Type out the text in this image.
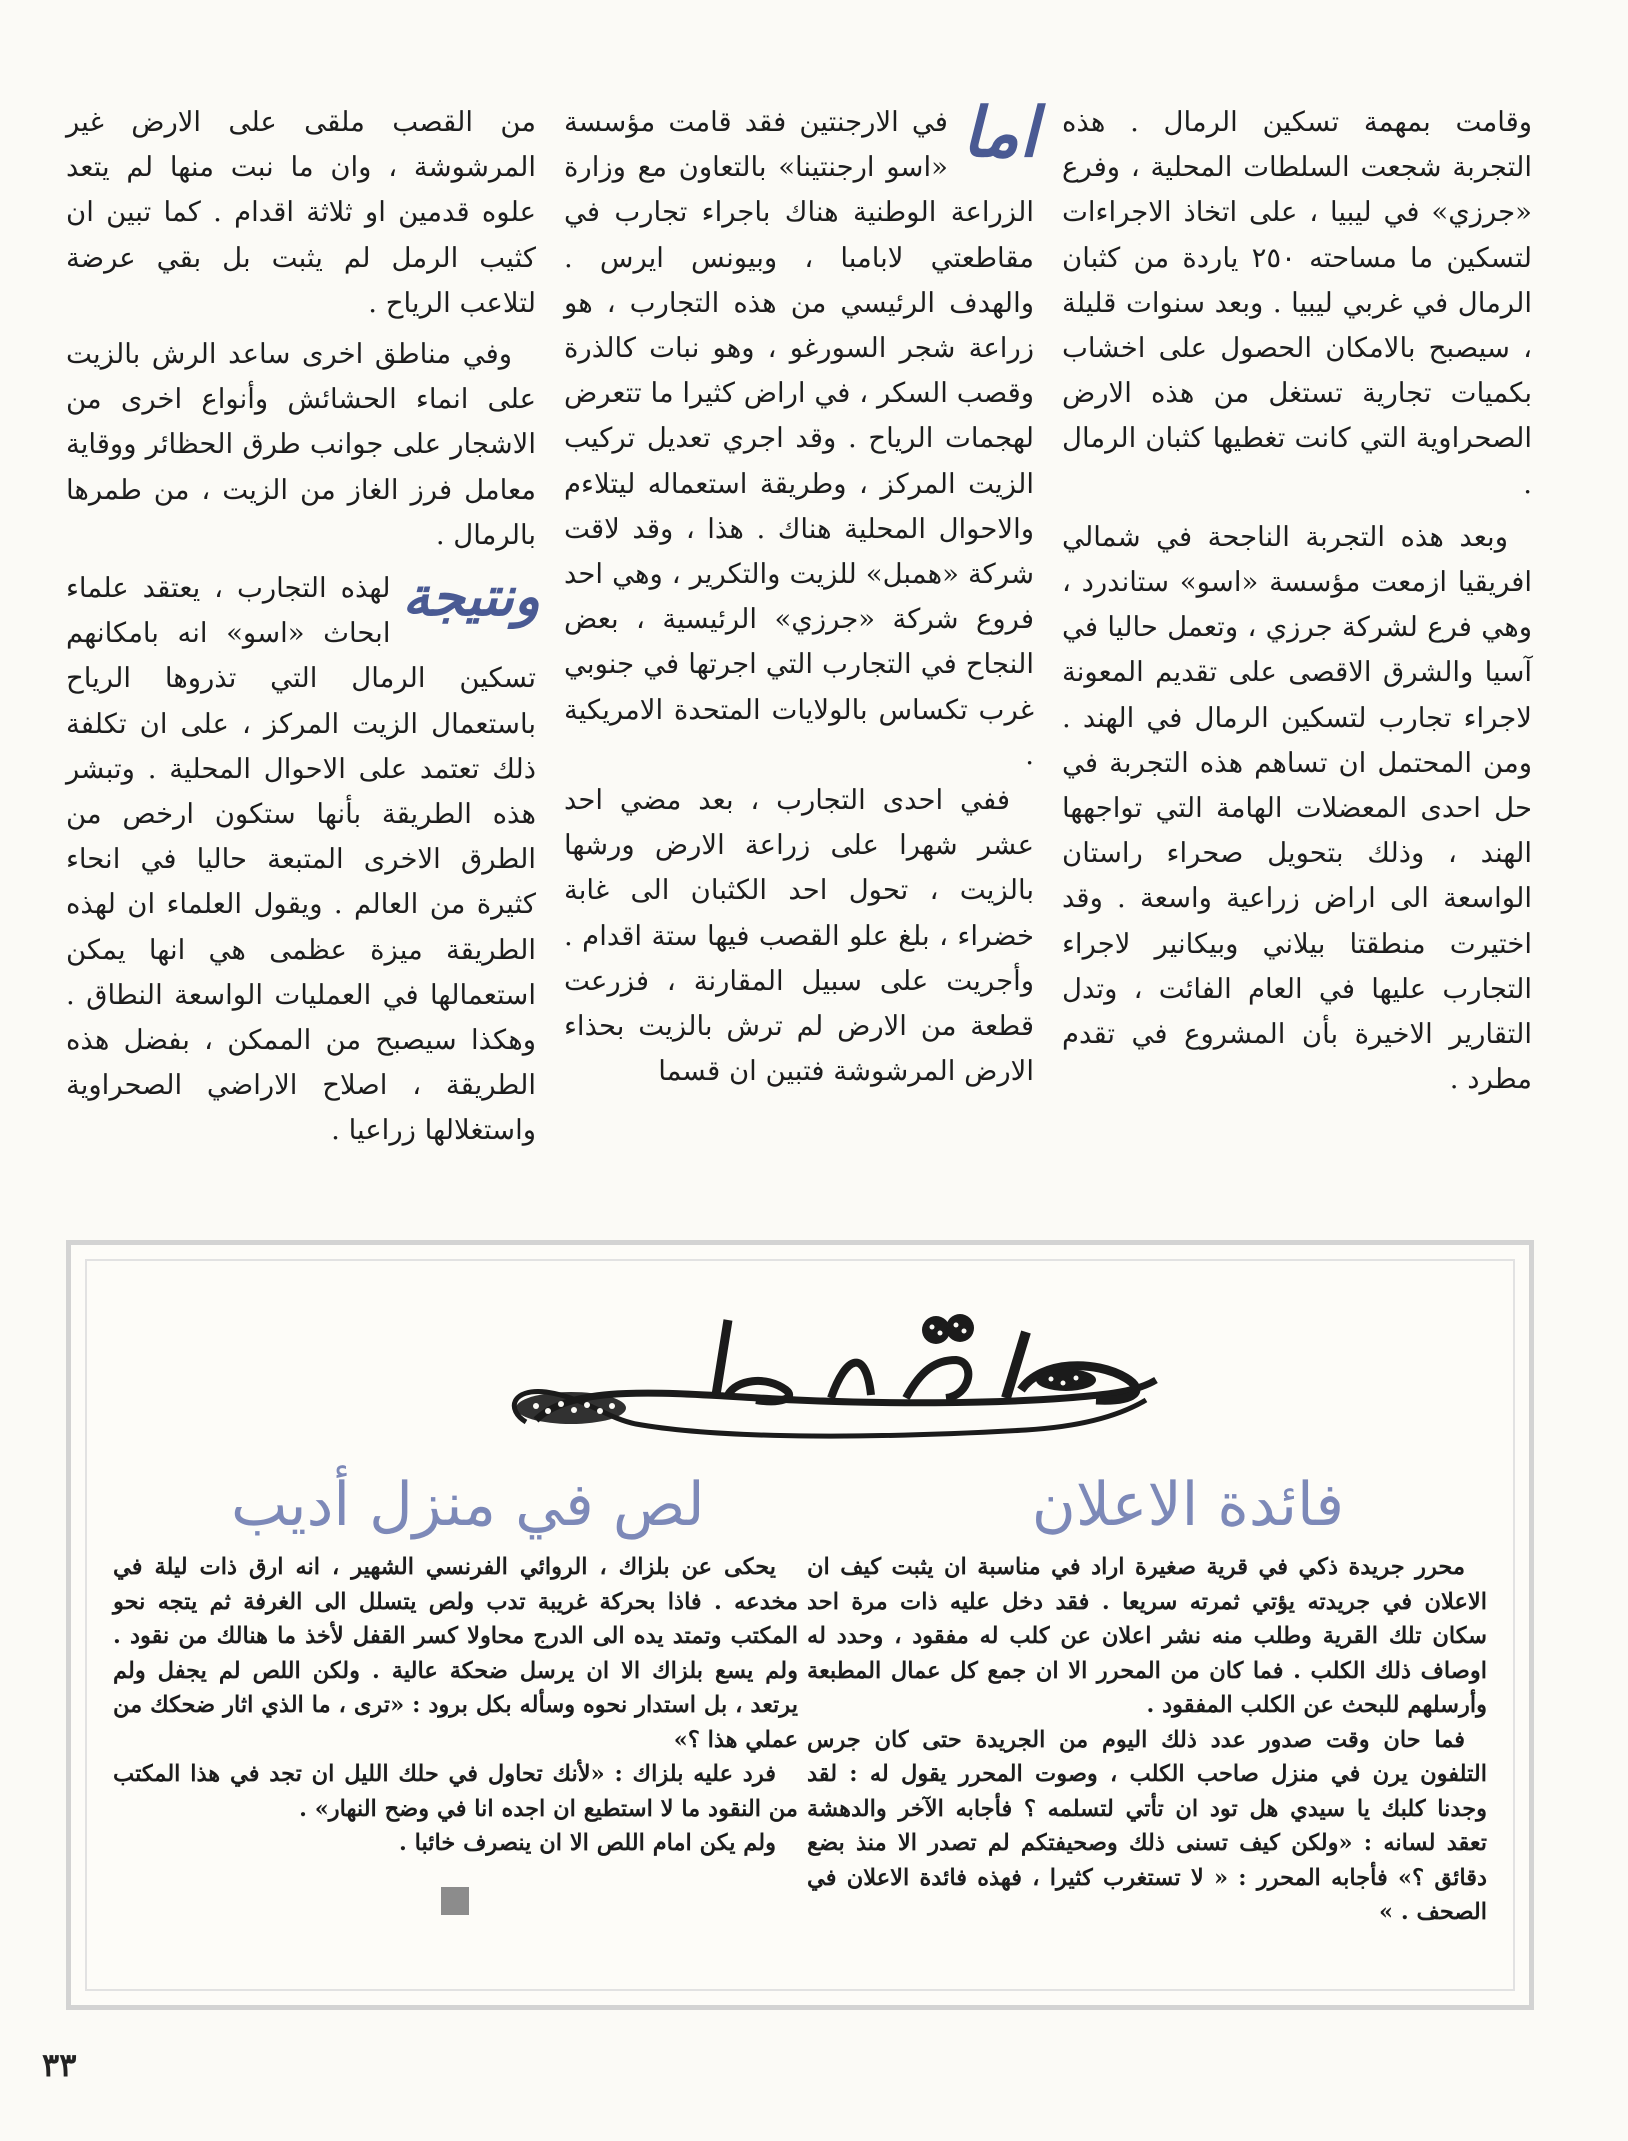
وقامت بمهمة تسكين الرمال . هذه التجربة شجعت السلطات المحلية ، وفرع «جرزي» في ليبيا ، على اتخاذ الاجراءات لتسكين ما مساحته ٢٥٠ ياردة من كثبان الرمال في غربي ليبيا . وبعد سنوات قليلة ، سيصبح بالامكان الحصول على اخشاب بكميات تجارية تستغل من هذه الارض الصحراوية التي كانت تغطيها كثبان الرمال .

وبعد هذه التجربة الناجحة في شمالي افريقيا ازمعت مؤسسة «اسو» ستاندرد ، وهي فرع لشركة جرزي ، وتعمل حاليا في آسيا والشرق الاقصى على تقديم المعونة لاجراء تجارب لتسكين الرمال في الهند . ومن المحتمل ان تساهم هذه التجربة في حل احدى المعضلات الهامة التي تواجهها الهند ، وذلك بتحويل صحراء راستان الواسعة الى اراض زراعية واسعة . وقد اختيرت منطقتا بيلاني وبيكانير لاجراء التجارب عليها في العام الفائت ، وتدل التقارير الاخيرة بأن المشروع في تقدم مطرد .

اما
في الارجنتين فقد قامت مؤسسة «اسو ارجنتينا» بالتعاون مع وزارة الزراعة الوطنية هناك باجراء تجارب في مقاطعتي لابامبا ، وبيونس ايرس . والهدف الرئيسي من هذه التجارب ، هو زراعة شجر السورغو ، وهو نبات كالذرة وقصب السكر ، في اراض كثيرا ما تتعرض لهجمات الرياح . وقد اجري تعديل تركيب الزيت المركز ، وطريقة استعماله ليتلاءم والاحوال المحلية هناك . هذا ، وقد لاقت شركة «همبل» للزيت والتكرير ، وهي احد فروع شركة «جرزي» الرئيسية ، بعض النجاح في التجارب التي اجرتها في جنوبي غرب تكساس بالولايات المتحدة الامريكية .

ففي احدى التجارب ، بعد مضي احد عشر شهرا على زراعة الارض ورشها بالزيت ، تحول احد الكثبان الى غابة خضراء ، بلغ علو القصب فيها ستة اقدام . وأجريت على سبيل المقارنة ، فزرعت قطعة من الارض لم ترش بالزيت بحذاء الارض المرشوشة فتبين ان قسما

من القصب ملقى على الارض غير المرشوشة ، وان ما نبت منها لم يتعد علوه قدمين او ثلاثة اقدام . كما تبين ان كثيب الرمل لم يثبت بل بقي عرضة لتلاعب الرياح .

وفي مناطق اخرى ساعد الرش بالزيت على انماء الحشائش وأنواع اخرى من الاشجار على جوانب طرق الحظائر ووقاية معامل فرز الغاز من الزيت ، من طمرها بالرمال .

ونتيجة
لهذه التجارب ، يعتقد علماء ابحاث «اسو» انه بامكانهم تسكين الرمال التي تذروها الرياح باستعمال الزيت المركز ، على ان تكلفة ذلك تعتمد على الاحوال المحلية . وتبشر هذه الطريقة بأنها ستكون ارخص من الطرق الاخرى المتبعة حاليا في انحاء كثيرة من العالم . ويقول العلماء ان لهذه الطريقة ميزة عظمى هي انها يمكن استعمالها في العمليات الواسعة النطاق . وهكذا سيصبح من الممكن ، بفضل هذه الطريقة ، اصلاح الاراضي الصحراوية واستغلالها زراعيا .

فائدة الاعلان
لص في منزل أديب

محرر جريدة ذكي في قرية صغيرة اراد في مناسبة ان يثبت كيف ان الاعلان في جريدته يؤتي ثمرته سريعا . فقد دخل عليه ذات مرة احد سكان تلك القرية وطلب منه نشر اعلان عن كلب له مفقود ، وحدد له اوصاف ذلك الكلب . فما كان من المحرر الا ان جمع كل عمال المطبعة وأرسلهم للبحث عن الكلب المفقود .

فما حان وقت صدور عدد ذلك اليوم من الجريدة حتى كان جرس التلفون يرن في منزل صاحب الكلب ، وصوت المحرر يقول له : لقد وجدنا كلبك يا سيدي هل تود ان تأتي لتسلمه ؟ فأجابه الآخر والدهشة تعقد لسانه : «ولكن كيف تسنى ذلك وصحيفتكم لم تصدر الا منذ بضع دقائق ؟» فأجابه المحرر : « لا تستغرب كثيرا ، فهذه فائدة الاعلان في الصحف . »

يحكى عن بلزاك ، الروائي الفرنسي الشهير ، انه ارق ذات ليلة في مخدعه . فاذا بحركة غريبة تدب ولص يتسلل الى الغرفة ثم يتجه نحو المكتب وتمتد يده الى الدرج محاولا كسر القفل لأخذ ما هنالك من نقود . ولم يسع بلزاك الا ان يرسل ضحكة عالية . ولكن اللص لم يجفل ولم يرتعد ، بل استدار نحوه وسأله بكل برود : «ترى ، ما الذي اثار ضحكك من عملي هذا ؟»

فرد عليه بلزاك : «لأنك تحاول في حلك الليل ان تجد في هذا المكتب من النقود ما لا استطيع ان اجده انا في وضح النهار» .

ولم يكن امام اللص الا ان ينصرف خائبا .

٣٣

#####

DIRECTIONS FOR THIS TASK:
Keep every word of the data as it is when you write it out, but drop the pictures.

EXPECTED ANSWER:
Type out the text in this image.
وقامت بمهمة تسكين الرمال . هذه التجربة شجعت السلطات المحلية ، وفرع «جرزي» في ليبيا ، على اتخاذ الاجراءات لتسكين ما مساحته ٢٥٠ ياردة من كثبان الرمال في غربي ليبيا . وبعد سنوات قليلة ، سيصبح بالامكان الحصول على اخشاب بكميات تجارية تستغل من هذه الارض الصحراوية التي كانت تغطيها كثبان الرمال .

وبعد هذه التجربة الناجحة في شمالي افريقيا ازمعت مؤسسة «اسو» ستاندرد ، وهي فرع لشركة جرزي ، وتعمل حاليا في آسيا والشرق الاقصى على تقديم المعونة لاجراء تجارب لتسكين الرمال في الهند . ومن المحتمل ان تساهم هذه التجربة في حل احدى المعضلات الهامة التي تواجهها الهند ، وذلك بتحويل صحراء راستان الواسعة الى اراض زراعية واسعة . وقد اختيرت منطقتا بيلاني وبيكانير لاجراء التجارب عليها في العام الفائت ، وتدل التقارير الاخيرة بأن المشروع في تقدم مطرد .

اما
في الارجنتين فقد قامت مؤسسة «اسو ارجنتينا» بالتعاون مع وزارة الزراعة الوطنية هناك باجراء تجارب في مقاطعتي لابامبا ، وبيونس ايرس . والهدف الرئيسي من هذه التجارب ، هو زراعة شجر السورغو ، وهو نبات كالذرة وقصب السكر ، في اراض كثيرا ما تتعرض لهجمات الرياح . وقد اجري تعديل تركيب الزيت المركز ، وطريقة استعماله ليتلاءم والاحوال المحلية هناك . هذا ، وقد لاقت شركة «همبل» للزيت والتكرير ، وهي احد فروع شركة «جرزي» الرئيسية ، بعض النجاح في التجارب التي اجرتها في جنوبي غرب تكساس بالولايات المتحدة الامريكية .

ففي احدى التجارب ، بعد مضي احد عشر شهرا على زراعة الارض ورشها بالزيت ، تحول احد الكثبان الى غابة خضراء ، بلغ علو القصب فيها ستة اقدام . وأجريت على سبيل المقارنة ، فزرعت قطعة من الارض لم ترش بالزيت بحذاء الارض المرشوشة فتبين ان قسما

من القصب ملقى على الارض غير المرشوشة ، وان ما نبت منها لم يتعد علوه قدمين او ثلاثة اقدام . كما تبين ان كثيب الرمل لم يثبت بل بقي عرضة لتلاعب الرياح .

وفي مناطق اخرى ساعد الرش بالزيت على انماء الحشائش وأنواع اخرى من الاشجار على جوانب طرق الحظائر ووقاية معامل فرز الغاز من الزيت ، من طمرها بالرمال .

ونتيجة
لهذه التجارب ، يعتقد علماء ابحاث «اسو» انه بامكانهم تسكين الرمال التي تذروها الرياح باستعمال الزيت المركز ، على ان تكلفة ذلك تعتمد على الاحوال المحلية . وتبشر هذه الطريقة بأنها ستكون ارخص من الطرق الاخرى المتبعة حاليا في انحاء كثيرة من العالم . ويقول العلماء ان لهذه الطريقة ميزة عظمى هي انها يمكن استعمالها في العمليات الواسعة النطاق . وهكذا سيصبح من الممكن ، بفضل هذه الطريقة ، اصلاح الاراضي الصحراوية واستغلالها زراعيا .

فائدة الاعلان
لص في منزل أديب

محرر جريدة ذكي في قرية صغيرة اراد في مناسبة ان يثبت كيف ان الاعلان في جريدته يؤتي ثمرته سريعا . فقد دخل عليه ذات مرة احد سكان تلك القرية وطلب منه نشر اعلان عن كلب له مفقود ، وحدد له اوصاف ذلك الكلب . فما كان من المحرر الا ان جمع كل عمال المطبعة وأرسلهم للبحث عن الكلب المفقود .

فما حان وقت صدور عدد ذلك اليوم من الجريدة حتى كان جرس التلفون يرن في منزل صاحب الكلب ، وصوت المحرر يقول له : لقد وجدنا كلبك يا سيدي هل تود ان تأتي لتسلمه ؟ فأجابه الآخر والدهشة تعقد لسانه : «ولكن كيف تسنى ذلك وصحيفتكم لم تصدر الا منذ بضع دقائق ؟» فأجابه المحرر : « لا تستغرب كثيرا ، فهذه فائدة الاعلان في الصحف . »

يحكى عن بلزاك ، الروائي الفرنسي الشهير ، انه ارق ذات ليلة في مخدعه . فاذا بحركة غريبة تدب ولص يتسلل الى الغرفة ثم يتجه نحو المكتب وتمتد يده الى الدرج محاولا كسر القفل لأخذ ما هنالك من نقود . ولم يسع بلزاك الا ان يرسل ضحكة عالية . ولكن اللص لم يجفل ولم يرتعد ، بل استدار نحوه وسأله بكل برود : «ترى ، ما الذي اثار ضحكك من عملي هذا ؟»

فرد عليه بلزاك : «لأنك تحاول في حلك الليل ان تجد في هذا المكتب من النقود ما لا استطيع ان اجده انا في وضح النهار» .

ولم يكن امام اللص الا ان ينصرف خائبا .

٣٣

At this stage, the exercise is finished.